→ **WORK REQUIRED**: Reproduce each line of the following items verbatim, without any changes.

→ **RECORDS FOR THIS EXERCISE**:
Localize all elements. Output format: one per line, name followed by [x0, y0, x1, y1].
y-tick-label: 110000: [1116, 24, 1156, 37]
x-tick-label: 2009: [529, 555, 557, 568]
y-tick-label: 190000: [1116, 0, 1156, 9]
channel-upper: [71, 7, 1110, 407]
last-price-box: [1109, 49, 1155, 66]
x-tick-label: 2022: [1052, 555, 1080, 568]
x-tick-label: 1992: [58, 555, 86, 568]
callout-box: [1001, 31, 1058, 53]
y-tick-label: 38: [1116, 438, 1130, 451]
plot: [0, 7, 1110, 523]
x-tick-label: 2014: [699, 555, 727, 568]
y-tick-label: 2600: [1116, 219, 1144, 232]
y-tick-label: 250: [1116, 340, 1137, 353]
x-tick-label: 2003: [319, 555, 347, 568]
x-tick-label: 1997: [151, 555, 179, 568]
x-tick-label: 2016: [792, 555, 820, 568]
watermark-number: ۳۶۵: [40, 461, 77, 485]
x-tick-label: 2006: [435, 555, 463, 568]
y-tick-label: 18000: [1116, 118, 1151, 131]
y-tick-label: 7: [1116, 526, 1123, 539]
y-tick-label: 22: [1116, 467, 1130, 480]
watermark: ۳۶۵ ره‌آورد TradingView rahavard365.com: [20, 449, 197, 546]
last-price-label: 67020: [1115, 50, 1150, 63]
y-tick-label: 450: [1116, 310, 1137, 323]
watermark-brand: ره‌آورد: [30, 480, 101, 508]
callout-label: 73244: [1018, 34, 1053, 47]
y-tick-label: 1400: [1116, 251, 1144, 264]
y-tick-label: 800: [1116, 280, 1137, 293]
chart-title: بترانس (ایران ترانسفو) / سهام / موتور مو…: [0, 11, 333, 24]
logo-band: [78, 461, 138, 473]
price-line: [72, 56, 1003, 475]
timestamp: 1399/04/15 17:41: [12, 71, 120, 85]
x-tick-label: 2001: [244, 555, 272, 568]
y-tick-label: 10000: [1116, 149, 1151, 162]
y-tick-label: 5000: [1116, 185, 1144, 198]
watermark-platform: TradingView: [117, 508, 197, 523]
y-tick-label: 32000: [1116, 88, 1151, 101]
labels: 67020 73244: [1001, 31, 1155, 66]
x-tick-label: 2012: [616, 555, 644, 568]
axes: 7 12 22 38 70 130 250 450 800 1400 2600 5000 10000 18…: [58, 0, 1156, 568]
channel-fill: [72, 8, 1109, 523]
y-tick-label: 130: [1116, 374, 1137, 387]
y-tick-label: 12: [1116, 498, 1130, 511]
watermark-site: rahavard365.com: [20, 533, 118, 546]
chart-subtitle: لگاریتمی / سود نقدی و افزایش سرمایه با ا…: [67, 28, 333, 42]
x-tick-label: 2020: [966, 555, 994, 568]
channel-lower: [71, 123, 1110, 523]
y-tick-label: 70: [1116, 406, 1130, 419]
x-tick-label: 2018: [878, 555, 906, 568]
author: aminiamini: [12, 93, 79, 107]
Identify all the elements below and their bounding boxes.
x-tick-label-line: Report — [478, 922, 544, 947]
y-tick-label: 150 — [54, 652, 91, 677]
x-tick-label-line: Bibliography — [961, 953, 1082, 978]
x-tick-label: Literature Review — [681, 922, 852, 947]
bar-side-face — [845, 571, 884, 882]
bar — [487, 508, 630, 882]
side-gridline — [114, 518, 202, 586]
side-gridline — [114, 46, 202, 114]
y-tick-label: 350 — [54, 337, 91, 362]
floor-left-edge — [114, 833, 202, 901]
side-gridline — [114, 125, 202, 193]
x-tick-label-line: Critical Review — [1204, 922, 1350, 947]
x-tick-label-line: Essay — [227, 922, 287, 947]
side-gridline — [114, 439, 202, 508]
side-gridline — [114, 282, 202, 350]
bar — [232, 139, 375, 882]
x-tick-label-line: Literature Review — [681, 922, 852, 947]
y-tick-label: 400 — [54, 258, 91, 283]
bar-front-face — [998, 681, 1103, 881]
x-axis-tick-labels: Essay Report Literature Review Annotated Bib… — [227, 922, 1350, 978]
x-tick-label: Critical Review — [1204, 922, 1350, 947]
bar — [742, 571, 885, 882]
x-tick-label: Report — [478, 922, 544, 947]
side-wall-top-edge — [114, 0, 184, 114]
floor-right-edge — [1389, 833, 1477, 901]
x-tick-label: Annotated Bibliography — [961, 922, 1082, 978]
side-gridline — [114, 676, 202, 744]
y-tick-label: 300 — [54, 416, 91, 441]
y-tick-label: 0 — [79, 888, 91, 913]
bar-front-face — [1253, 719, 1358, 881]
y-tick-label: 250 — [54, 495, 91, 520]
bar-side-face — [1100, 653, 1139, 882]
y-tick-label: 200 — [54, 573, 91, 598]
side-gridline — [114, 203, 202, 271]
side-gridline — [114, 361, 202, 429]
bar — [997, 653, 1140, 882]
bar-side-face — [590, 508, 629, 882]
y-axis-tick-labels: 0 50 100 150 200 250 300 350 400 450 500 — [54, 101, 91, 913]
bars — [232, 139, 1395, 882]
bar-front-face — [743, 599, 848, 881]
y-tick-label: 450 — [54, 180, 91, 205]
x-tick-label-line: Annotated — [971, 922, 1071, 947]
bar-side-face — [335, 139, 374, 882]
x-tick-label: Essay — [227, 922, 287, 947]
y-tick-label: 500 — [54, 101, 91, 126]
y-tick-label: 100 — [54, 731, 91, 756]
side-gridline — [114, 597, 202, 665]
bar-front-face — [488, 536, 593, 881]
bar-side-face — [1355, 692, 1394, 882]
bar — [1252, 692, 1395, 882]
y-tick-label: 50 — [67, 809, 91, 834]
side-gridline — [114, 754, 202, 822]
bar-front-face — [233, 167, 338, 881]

→ **TASK OUTPUT**:
Localize all elements. Output format: one per line, name followed by [x0, y0, x1, y1].
y-tick-label: 110000: [1116, 24, 1156, 37]
x-tick-label: 2009: [529, 555, 557, 568]
y-tick-label: 190000: [1116, 0, 1156, 9]
channel-upper: [71, 7, 1110, 407]
last-price-box: [1109, 49, 1155, 66]
x-tick-label: 2022: [1052, 555, 1080, 568]
x-tick-label: 1992: [58, 555, 86, 568]
callout-box: [1001, 31, 1058, 53]
y-tick-label: 38: [1116, 438, 1130, 451]
plot: [0, 7, 1110, 523]
x-tick-label: 2014: [699, 555, 727, 568]
y-tick-label: 2600: [1116, 219, 1144, 232]
y-tick-label: 250: [1116, 340, 1137, 353]
x-tick-label: 2003: [319, 555, 347, 568]
x-tick-label: 1997: [151, 555, 179, 568]
x-tick-label: 2016: [792, 555, 820, 568]
watermark-number: ۳۶۵: [40, 461, 77, 485]
x-tick-label: 2006: [435, 555, 463, 568]
y-tick-label: 18000: [1116, 118, 1151, 131]
y-tick-label: 7: [1116, 526, 1123, 539]
y-tick-label: 22: [1116, 467, 1130, 480]
watermark: ۳۶۵ ره‌آورد TradingView rahavard365.com: [20, 449, 197, 546]
last-price-label: 67020: [1115, 50, 1150, 63]
y-tick-label: 450: [1116, 310, 1137, 323]
watermark-brand: ره‌آورد: [30, 480, 101, 508]
callout-label: 73244: [1018, 34, 1053, 47]
y-tick-label: 1400: [1116, 251, 1144, 264]
y-tick-label: 800: [1116, 280, 1137, 293]
chart-title: بترانس (ایران ترانسفو) / سهام / موتور مو…: [0, 11, 333, 24]
logo-band: [78, 461, 138, 473]
price-line: [72, 56, 1003, 475]
timestamp: 1399/04/15 17:41: [12, 71, 120, 85]
x-tick-label: 2001: [244, 555, 272, 568]
y-tick-label: 10000: [1116, 149, 1151, 162]
y-tick-label: 5000: [1116, 185, 1144, 198]
watermark-platform: TradingView: [117, 508, 197, 523]
y-tick-label: 32000: [1116, 88, 1151, 101]
labels: 67020 73244: [1001, 31, 1155, 66]
x-tick-label: 2012: [616, 555, 644, 568]
axes: 7 12 22 38 70 130 250 450 800 1400 2600 5000 10000 18…: [58, 0, 1156, 568]
channel-fill: [72, 8, 1109, 523]
y-tick-label: 130: [1116, 374, 1137, 387]
y-tick-label: 12: [1116, 498, 1130, 511]
watermark-site: rahavard365.com: [20, 533, 118, 546]
chart-subtitle: لگاریتمی / سود نقدی و افزایش سرمایه با ا…: [67, 28, 333, 42]
x-tick-label: 2020: [966, 555, 994, 568]
channel-lower: [71, 123, 1110, 523]
y-tick-label: 70: [1116, 406, 1130, 419]
x-tick-label: 2018: [878, 555, 906, 568]
author: aminiamini: [12, 93, 79, 107]
Identify all the elements below and their bounding boxes.
x-tick-label-line: Report — [478, 922, 544, 947]
y-tick-label: 150 — [54, 652, 91, 677]
x-tick-label-line: Bibliography — [961, 953, 1082, 978]
x-tick-label: Literature Review — [681, 922, 852, 947]
bar-side-face — [845, 571, 884, 882]
bar — [487, 508, 630, 882]
side-gridline — [114, 518, 202, 586]
side-gridline — [114, 46, 202, 114]
y-tick-label: 350 — [54, 337, 91, 362]
floor-left-edge — [114, 833, 202, 901]
side-gridline — [114, 125, 202, 193]
x-tick-label-line: Critical Review — [1204, 922, 1350, 947]
x-tick-label-line: Essay — [227, 922, 287, 947]
side-gridline — [114, 439, 202, 508]
side-gridline — [114, 282, 202, 350]
bar — [232, 139, 375, 882]
x-tick-label-line: Literature Review — [681, 922, 852, 947]
y-tick-label: 400 — [54, 258, 91, 283]
bar-front-face — [998, 681, 1103, 881]
x-axis-tick-labels: Essay Report Literature Review Annotated Bib… — [227, 922, 1350, 978]
x-tick-label: Critical Review — [1204, 922, 1350, 947]
bar — [742, 571, 885, 882]
x-tick-label: Report — [478, 922, 544, 947]
side-wall-top-edge — [114, 0, 184, 114]
floor-right-edge — [1389, 833, 1477, 901]
x-tick-label: Annotated Bibliography — [961, 922, 1082, 978]
side-gridline — [114, 676, 202, 744]
y-tick-label: 300 — [54, 416, 91, 441]
y-tick-label: 0 — [79, 888, 91, 913]
bar-front-face — [1253, 719, 1358, 881]
y-tick-label: 250 — [54, 495, 91, 520]
bar-side-face — [1100, 653, 1139, 882]
y-tick-label: 200 — [54, 573, 91, 598]
side-gridline — [114, 203, 202, 271]
side-gridline — [114, 361, 202, 429]
bar — [997, 653, 1140, 882]
bar-side-face — [590, 508, 629, 882]
y-axis-tick-labels: 0 50 100 150 200 250 300 350 400 450 500 — [54, 101, 91, 913]
bars — [232, 139, 1395, 882]
bar-front-face — [743, 599, 848, 881]
y-tick-label: 450 — [54, 180, 91, 205]
x-tick-label-line: Annotated — [971, 922, 1071, 947]
bar-side-face — [335, 139, 374, 882]
x-tick-label: Essay — [227, 922, 287, 947]
y-tick-label: 500 — [54, 101, 91, 126]
y-tick-label: 100 — [54, 731, 91, 756]
side-gridline — [114, 597, 202, 665]
bar-front-face — [488, 536, 593, 881]
bar-side-face — [1355, 692, 1394, 882]
bar — [1252, 692, 1395, 882]
y-tick-label: 50 — [67, 809, 91, 834]
side-gridline — [114, 754, 202, 822]
bar-front-face — [233, 167, 338, 881]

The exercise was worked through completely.